Madame Heydel Grillere, vous m'interrogez sur les cours d'eau. Je nous invite tous à ne pas vivre au rythme des prévisions météorologiques. Nous parlons de sécheresse aujourd'hui, mais quand je vois que l'on annonce de très fortes précipitations, je me dis que quand nous nous reparlerons dans quelques jours, les problèmes risquent d'être d'une autre nature ! En matière hydrologique, je l'ai dit, il faut penser à long terme : faire des économies, constituer des réserves, faire évoluer les pratiques…

Avec mon bon sens paysan, je sais aussi que dans mon département, dans mon jardin, à la fin, il va tomber 600 millimètres, même si j'en ai eu zéro au mois de juin. Je me souviens de 2016 : février sec, mars sec, puis 80 centimètres d'eau dans mon village. À un moment, ça tombe ! Je ne suis pas la météo, je ne fais pas la météo – et heureusement d'ailleurs.

Il est préférable de prendre maintenant, comme nous le faisons, des mesures de précaution qui ne sont pas très coercitives afin de préserver la ressource en eau pour des fonctions qui pourraient être vitales si la sécheresse venait. Mais nous allons vivre dans une période d'agitation du climat. Il faudra s'y habituer : un coup il y aura d'eau, un coup il fera trop sec, un coup il fera trop froid, un coup il fera trop chaud, un coup il y aura trop de vent… Nous vivions dans un pays tempéré, ce ne sera plus le cas. Il faut penser nos politiques sur un rythme pluriannuel. Il est normal que dans votre département, on prenne des précautions. Il n'est pas impossible qu'il finisse par pleuvoir ; il n'est pas impossible non plus que cette année, il ne pleuve qu'en septembre. Nous devons nous y préparer. Le Giec (Groupe d'experts intergouvernemental sur l'évolution du climat) nous dit que la quantité de précipitations ne devrait pas beaucoup changer, en tout cas dans un département comme le vôtre. Mais les rythmes seront irréguliers ; il faut gérer l'arythmie. C'est pour cela d'ailleurs que les réserves d'eau sont pertinentes.

Madame Cousin, je vous invite à la prudence sur les chiffres : la surface cultivée en blé a diminué, c'est vrai, mais je vous invite à comparer les cours du blé, du colza et du tournesol. C'est la seule explication. D'une année sur l'autre, il y peut y avoir des baisses de 2 % à 10 %. C'est plus inquiétant si on cultive moins de betteraves, dans la région de M. Vatin : là, c'est durable, vous auriez raison. Mais sur le blé, pitié ! Il y a une rotation des cultures, les variations ne sont pas illogiques. Quand les agriculteurs ont fait leur choix d'assolement, même tardif au moment de la guerre en Ukraine, ils avaient encore le temps de faire autre chose que du blé. On avait aussi besoin de colza et de tournesol ! C'est un choix économique et logique. Il faut regarder sur le long terme : la surface en blé en France est plutôt stable.

___

(Consignes):
A: Résumez l'intervention en deux phrases.
B: Reproduisez sans modification le passage de l'intervention compris entre "Madame Heydel Grillere, vous" et "et heureusement d'ailleurs.", ces deux extrémités incluses.

(Extrait des données):
___

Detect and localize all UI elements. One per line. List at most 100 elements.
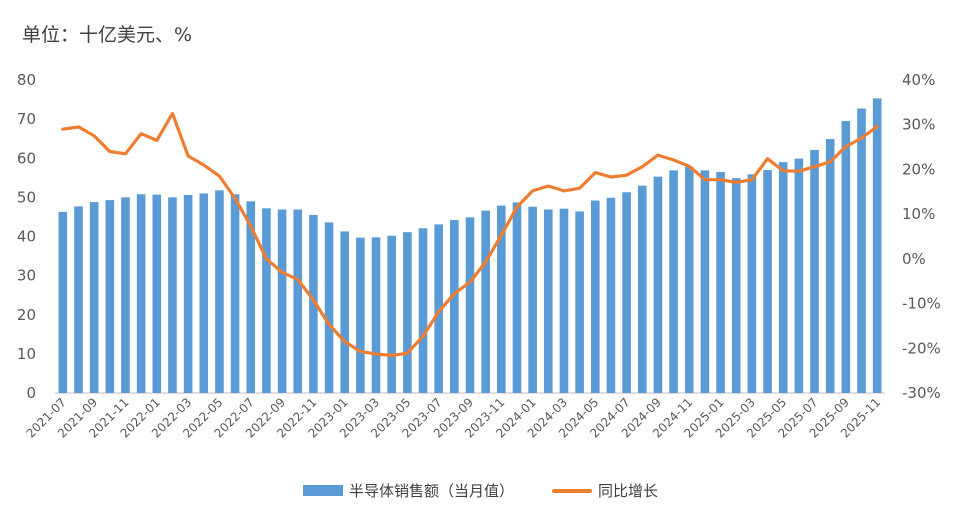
bar [121, 197, 130, 393]
bar [465, 217, 475, 393]
bar [497, 205, 506, 393]
growth-point [547, 184, 550, 188]
y-left-tick-label: 70 [17, 110, 36, 128]
y-right-tick-label: 10% [902, 205, 935, 223]
growth-point [703, 178, 707, 181]
bar [58, 211, 68, 393]
growth-point [186, 154, 190, 158]
y-right-tick-label: -10% [902, 295, 941, 313]
growth-point [92, 134, 96, 138]
y-left-tick-label: 60 [17, 149, 36, 167]
growth-point [594, 171, 597, 174]
growth-point [719, 178, 722, 181]
combo-chart: 0 10 20 30 40 50 60 70 80 -30% -20% -10% 0% 10% 20% 30%… [17, 71, 941, 441]
growth-point [672, 158, 675, 162]
legend-line-swatch [552, 488, 592, 493]
bar [74, 206, 83, 393]
y-right-tick-label: 0% [902, 250, 926, 268]
growth-point [453, 292, 456, 295]
growth-point [202, 163, 205, 167]
growth-point [77, 125, 80, 129]
bar [841, 121, 851, 394]
bar [622, 192, 631, 393]
legend-item-sales: 半导体销售额（当月值） [302, 480, 514, 501]
legend-label-sales: 半导体销售额（当月值） [348, 482, 514, 500]
growth-point [578, 187, 581, 190]
growth-point [860, 136, 863, 140]
bar [684, 166, 694, 393]
growth-point [280, 271, 284, 274]
legend-label-growth: 同比增长 [598, 482, 659, 500]
growth-point [500, 233, 503, 237]
bar [559, 208, 569, 393]
growth-point [797, 170, 801, 173]
y-right-tick-label: 40% [902, 71, 935, 89]
growth-point [766, 157, 769, 160]
bar [857, 108, 866, 393]
growth-point [813, 165, 816, 168]
bar [825, 139, 835, 393]
bar [356, 237, 365, 393]
bar [262, 208, 271, 393]
growth-point [782, 169, 785, 172]
bar [450, 220, 459, 393]
y-right-tick-label: -20% [902, 339, 941, 357]
bar [340, 231, 350, 393]
y-left-tick-label: 40 [17, 228, 36, 246]
legend-bar-swatch [302, 485, 343, 496]
bar [543, 209, 553, 393]
bar [590, 200, 600, 393]
growth-point [327, 323, 331, 326]
bar [731, 178, 741, 393]
growth-point [735, 181, 738, 184]
bar [136, 194, 146, 393]
bar [700, 170, 710, 393]
growth-point [390, 354, 393, 357]
growth-point [124, 152, 127, 155]
growth-point [265, 257, 268, 261]
growth-point [406, 352, 409, 355]
y-left-tick-label: 30 [17, 267, 36, 285]
y-left-tick-label: 50 [17, 188, 36, 206]
bar [637, 185, 647, 393]
growth-point [343, 340, 346, 343]
bar [230, 194, 240, 393]
growth-point [296, 278, 299, 281]
bar [528, 206, 537, 393]
y-right-tick-label: -30% [902, 384, 941, 402]
growth-point [484, 260, 487, 264]
bar [747, 174, 757, 393]
growth-point [875, 125, 879, 128]
bar [152, 194, 162, 393]
growth-point [515, 205, 519, 209]
growth-point [155, 139, 158, 142]
y-right-tick-label: 30% [902, 116, 935, 134]
bar [872, 98, 882, 394]
growth-point [359, 350, 362, 353]
y-left-tick-label: 10 [17, 345, 36, 363]
unit-label: 单位：十亿美元、% [22, 24, 193, 46]
growth-point [688, 165, 691, 168]
growth-point [750, 178, 754, 181]
bar [387, 235, 397, 393]
growth-point [531, 189, 534, 193]
growth-point [139, 132, 143, 135]
growth-point [656, 153, 660, 157]
growth-point [562, 189, 566, 193]
growth-point [233, 197, 237, 200]
growth-point [374, 352, 378, 356]
growth-point [828, 160, 832, 164]
bar [418, 228, 428, 393]
y-left-tick-label: 80 [17, 71, 36, 89]
bar [371, 237, 381, 393]
growth-point [249, 225, 252, 228]
growth-point [61, 127, 65, 131]
bar [183, 195, 193, 393]
bar [778, 162, 788, 393]
growth-point [421, 335, 425, 338]
growth-point [312, 298, 315, 302]
bar [215, 190, 224, 393]
y-left-tick-label: 0 [26, 384, 36, 402]
bar [653, 176, 663, 393]
y-right-tick-label: 20% [902, 160, 935, 178]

___

(Corrigé de l'exercice):
A: L'intervention appelle à penser la gestion de l'eau à long terme, par des économies, des réserves et l'évolution des pratiques, car le climat deviendra irrégulier même si, selon le Giec, la quantité de précipitations ne devrait pas beaucoup changer. Elle explique la baisse de la surface cultivée en blé par les cours du blé, du colza et du tournesol, et juge cette surface plutôt stable en France sur le long terme.

B:
Madame Heydel Grillere, vous m'interrogez sur les cours d'eau. Je nous invite tous à ne pas vivre au rythme des prévisions météorologiques. Nous parlons de sécheresse aujourd'hui, mais quand je vois que l'on annonce de très fortes précipitations, je me dis que quand nous nous reparlerons dans quelques jours, les problèmes risquent d'être d'une autre nature ! En matière hydrologique, je l'ai dit, il faut penser à long terme : faire des économies, constituer des réserves, faire évoluer les pratiques…

Avec mon bon sens paysan, je sais aussi que dans mon département, dans mon jardin, à la fin, il va tomber 600 millimètres, même si j'en ai eu zéro au mois de juin. Je me souviens de 2016 : février sec, mars sec, puis 80 centimètres d'eau dans mon village. À un moment, ça tombe ! Je ne suis pas la météo, je ne fais pas la météo – et heureusement d'ailleurs.